(Items listed in a dataset)
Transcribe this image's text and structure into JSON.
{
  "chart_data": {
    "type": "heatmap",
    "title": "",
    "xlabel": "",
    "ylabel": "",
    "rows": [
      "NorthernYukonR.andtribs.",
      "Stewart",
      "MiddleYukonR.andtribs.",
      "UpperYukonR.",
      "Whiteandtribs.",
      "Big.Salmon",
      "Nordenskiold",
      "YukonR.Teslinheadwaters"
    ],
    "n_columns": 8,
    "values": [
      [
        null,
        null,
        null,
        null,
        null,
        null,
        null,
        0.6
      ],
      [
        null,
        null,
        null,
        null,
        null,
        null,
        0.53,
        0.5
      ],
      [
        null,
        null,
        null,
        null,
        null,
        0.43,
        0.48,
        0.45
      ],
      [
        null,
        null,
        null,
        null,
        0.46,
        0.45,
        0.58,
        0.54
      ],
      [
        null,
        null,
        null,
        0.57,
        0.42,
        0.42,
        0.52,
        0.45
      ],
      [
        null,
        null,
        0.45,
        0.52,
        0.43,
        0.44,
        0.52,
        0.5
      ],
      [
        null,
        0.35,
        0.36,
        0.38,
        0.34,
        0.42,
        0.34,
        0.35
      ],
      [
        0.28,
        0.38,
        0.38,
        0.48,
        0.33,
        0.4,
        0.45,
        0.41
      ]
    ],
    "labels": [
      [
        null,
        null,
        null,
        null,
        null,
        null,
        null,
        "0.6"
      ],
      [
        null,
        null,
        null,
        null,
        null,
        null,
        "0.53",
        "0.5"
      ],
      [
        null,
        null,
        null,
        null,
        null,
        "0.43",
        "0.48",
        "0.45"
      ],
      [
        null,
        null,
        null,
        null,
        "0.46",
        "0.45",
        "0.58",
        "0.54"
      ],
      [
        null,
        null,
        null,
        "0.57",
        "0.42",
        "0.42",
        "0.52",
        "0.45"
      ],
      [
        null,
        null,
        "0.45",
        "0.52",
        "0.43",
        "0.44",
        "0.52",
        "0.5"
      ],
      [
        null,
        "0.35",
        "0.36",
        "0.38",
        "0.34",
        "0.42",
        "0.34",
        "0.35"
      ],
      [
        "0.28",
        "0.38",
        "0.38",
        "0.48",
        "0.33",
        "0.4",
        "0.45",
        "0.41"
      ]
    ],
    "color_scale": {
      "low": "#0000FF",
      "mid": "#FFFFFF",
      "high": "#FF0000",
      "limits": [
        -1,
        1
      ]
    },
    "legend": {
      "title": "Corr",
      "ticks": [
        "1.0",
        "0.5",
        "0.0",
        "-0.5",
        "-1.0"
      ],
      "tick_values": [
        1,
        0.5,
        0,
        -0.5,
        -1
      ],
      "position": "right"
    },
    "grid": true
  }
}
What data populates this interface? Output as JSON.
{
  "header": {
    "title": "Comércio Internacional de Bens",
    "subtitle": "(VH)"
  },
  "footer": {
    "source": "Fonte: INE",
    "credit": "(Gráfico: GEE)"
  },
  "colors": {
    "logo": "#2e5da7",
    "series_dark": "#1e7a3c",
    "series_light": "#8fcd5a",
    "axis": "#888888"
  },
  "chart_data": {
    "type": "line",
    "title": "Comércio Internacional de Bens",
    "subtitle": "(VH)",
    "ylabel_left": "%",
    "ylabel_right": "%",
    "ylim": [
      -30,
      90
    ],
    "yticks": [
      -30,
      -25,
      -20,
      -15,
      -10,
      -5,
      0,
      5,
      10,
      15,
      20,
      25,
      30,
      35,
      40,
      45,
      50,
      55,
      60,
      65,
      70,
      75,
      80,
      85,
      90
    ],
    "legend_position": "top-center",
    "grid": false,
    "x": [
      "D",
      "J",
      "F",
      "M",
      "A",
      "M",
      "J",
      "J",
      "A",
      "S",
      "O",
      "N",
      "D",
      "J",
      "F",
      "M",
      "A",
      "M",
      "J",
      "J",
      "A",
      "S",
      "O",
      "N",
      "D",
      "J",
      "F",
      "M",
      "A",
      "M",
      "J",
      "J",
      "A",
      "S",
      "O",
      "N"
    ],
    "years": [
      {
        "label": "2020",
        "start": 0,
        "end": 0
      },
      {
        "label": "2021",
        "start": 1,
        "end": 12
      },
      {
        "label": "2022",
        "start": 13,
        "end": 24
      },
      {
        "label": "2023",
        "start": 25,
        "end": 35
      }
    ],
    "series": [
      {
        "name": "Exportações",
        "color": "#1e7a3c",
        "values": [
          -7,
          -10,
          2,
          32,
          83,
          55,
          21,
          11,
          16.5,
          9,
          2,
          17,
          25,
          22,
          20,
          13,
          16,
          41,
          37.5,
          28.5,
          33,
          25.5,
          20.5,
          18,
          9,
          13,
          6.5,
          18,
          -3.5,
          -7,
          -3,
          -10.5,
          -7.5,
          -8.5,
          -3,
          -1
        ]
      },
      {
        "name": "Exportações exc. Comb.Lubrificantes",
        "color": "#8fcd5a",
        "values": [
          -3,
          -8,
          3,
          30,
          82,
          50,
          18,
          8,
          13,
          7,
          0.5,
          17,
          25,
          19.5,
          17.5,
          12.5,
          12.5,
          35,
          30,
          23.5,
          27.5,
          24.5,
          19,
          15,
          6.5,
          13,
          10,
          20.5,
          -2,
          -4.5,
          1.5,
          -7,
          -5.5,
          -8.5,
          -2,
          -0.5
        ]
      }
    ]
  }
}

AIM OF THE EXERCISE
Set down all of the records shown above once more, exactly.

EXERCISE SOLUTION
Transcribe this image's text and structure into JSON.
{
  "chart_data": {
    "type": "heatmap",
    "title": "",
    "xlabel": "",
    "ylabel": "",
    "rows": [
      "NorthernYukonR.andtribs.",
      "Stewart",
      "MiddleYukonR.andtribs.",
      "UpperYukonR.",
      "Whiteandtribs.",
      "Big.Salmon",
      "Nordenskiold",
      "YukonR.Teslinheadwaters"
    ],
    "n_columns": 8,
    "values": [
      [
        null,
        null,
        null,
        null,
        null,
        null,
        null,
        0.6
      ],
      [
        null,
        null,
        null,
        null,
        null,
        null,
        0.53,
        0.5
      ],
      [
        null,
        null,
        null,
        null,
        null,
        0.43,
        0.48,
        0.45
      ],
      [
        null,
        null,
        null,
        null,
        0.46,
        0.45,
        0.58,
        0.54
      ],
      [
        null,
        null,
        null,
        0.57,
        0.42,
        0.42,
        0.52,
        0.45
      ],
      [
        null,
        null,
        0.45,
        0.52,
        0.43,
        0.44,
        0.52,
        0.5
      ],
      [
        null,
        0.35,
        0.36,
        0.38,
        0.34,
        0.42,
        0.34,
        0.35
      ],
      [
        0.28,
        0.38,
        0.38,
        0.48,
        0.33,
        0.4,
        0.45,
        0.41
      ]
    ],
    "labels": [
      [
        null,
        null,
        null,
        null,
        null,
        null,
        null,
        "0.6"
      ],
      [
        null,
        null,
        null,
        null,
        null,
        null,
        "0.53",
        "0.5"
      ],
      [
        null,
        null,
        null,
        null,
        null,
        "0.43",
        "0.48",
        "0.45"
      ],
      [
        null,
        null,
        null,
        null,
        "0.46",
        "0.45",
        "0.58",
        "0.54"
      ],
      [
        null,
        null,
        null,
        "0.57",
        "0.42",
        "0.42",
        "0.52",
        "0.45"
      ],
      [
        null,
        null,
        "0.45",
        "0.52",
        "0.43",
        "0.44",
        "0.52",
        "0.5"
      ],
      [
        null,
        "0.35",
        "0.36",
        "0.38",
        "0.34",
        "0.42",
        "0.34",
        "0.35"
      ],
      [
        "0.28",
        "0.38",
        "0.38",
        "0.48",
        "0.33",
        "0.4",
        "0.45",
        "0.41"
      ]
    ],
    "color_scale": {
      "low": "#0000FF",
      "mid": "#FFFFFF",
      "high": "#FF0000",
      "limits": [
        -1,
        1
      ]
    },
    "legend": {
      "title": "Corr",
      "ticks": [
        "1.0",
        "0.5",
        "0.0",
        "-0.5",
        "-1.0"
      ],
      "tick_values": [
        1,
        0.5,
        0,
        -0.5,
        -1
      ],
      "position": "right"
    },
    "grid": true
  }
}
What data populates this interface? Output as JSON.
{
  "header": {
    "title": "Comércio Internacional de Bens",
    "subtitle": "(VH)"
  },
  "footer": {
    "source": "Fonte: INE",
    "credit": "(Gráfico: GEE)"
  },
  "colors": {
    "logo": "#2e5da7",
    "series_dark": "#1e7a3c",
    "series_light": "#8fcd5a",
    "axis": "#888888"
  },
  "chart_data": {
    "type": "line",
    "title": "Comércio Internacional de Bens",
    "subtitle": "(VH)",
    "ylabel_left": "%",
    "ylabel_right": "%",
    "ylim": [
      -30,
      90
    ],
    "yticks": [
      -30,
      -25,
      -20,
      -15,
      -10,
      -5,
      0,
      5,
      10,
      15,
      20,
      25,
      30,
      35,
      40,
      45,
      50,
      55,
      60,
      65,
      70,
      75,
      80,
      85,
      90
    ],
    "legend_position": "top-center",
    "grid": false,
    "x": [
      "D",
      "J",
      "F",
      "M",
      "A",
      "M",
      "J",
      "J",
      "A",
      "S",
      "O",
      "N",
      "D",
      "J",
      "F",
      "M",
      "A",
      "M",
      "J",
      "J",
      "A",
      "S",
      "O",
      "N",
      "D",
      "J",
      "F",
      "M",
      "A",
      "M",
      "J",
      "J",
      "A",
      "S",
      "O",
      "N"
    ],
    "years": [
      {
        "label": "2020",
        "start": 0,
        "end": 0
      },
      {
        "label": "2021",
        "start": 1,
        "end": 12
      },
      {
        "label": "2022",
        "start": 13,
        "end": 24
      },
      {
        "label": "2023",
        "start": 25,
        "end": 35
      }
    ],
    "series": [
      {
        "name": "Exportações",
        "color": "#1e7a3c",
        "values": [
          -7,
          -10,
          2,
          32,
          83,
          55,
          21,
          11,
          16.5,
          9,
          2,
          17,
          25,
          22,
          20,
          13,
          16,
          41,
          37.5,
          28.5,
          33,
          25.5,
          20.5,
          18,
          9,
          13,
          6.5,
          18,
          -3.5,
          -7,
          -3,
          -10.5,
          -7.5,
          -8.5,
          -3,
          -1
        ]
      },
      {
        "name": "Exportações exc. Comb.Lubrificantes",
        "color": "#8fcd5a",
        "values": [
          -3,
          -8,
          3,
          30,
          82,
          50,
          18,
          8,
          13,
          7,
          0.5,
          17,
          25,
          19.5,
          17.5,
          12.5,
          12.5,
          35,
          30,
          23.5,
          27.5,
          24.5,
          19,
          15,
          6.5,
          13,
          10,
          20.5,
          -2,
          -4.5,
          1.5,
          -7,
          -5.5,
          -8.5,
          -2,
          -0.5
        ]
      }
    ]
  }
}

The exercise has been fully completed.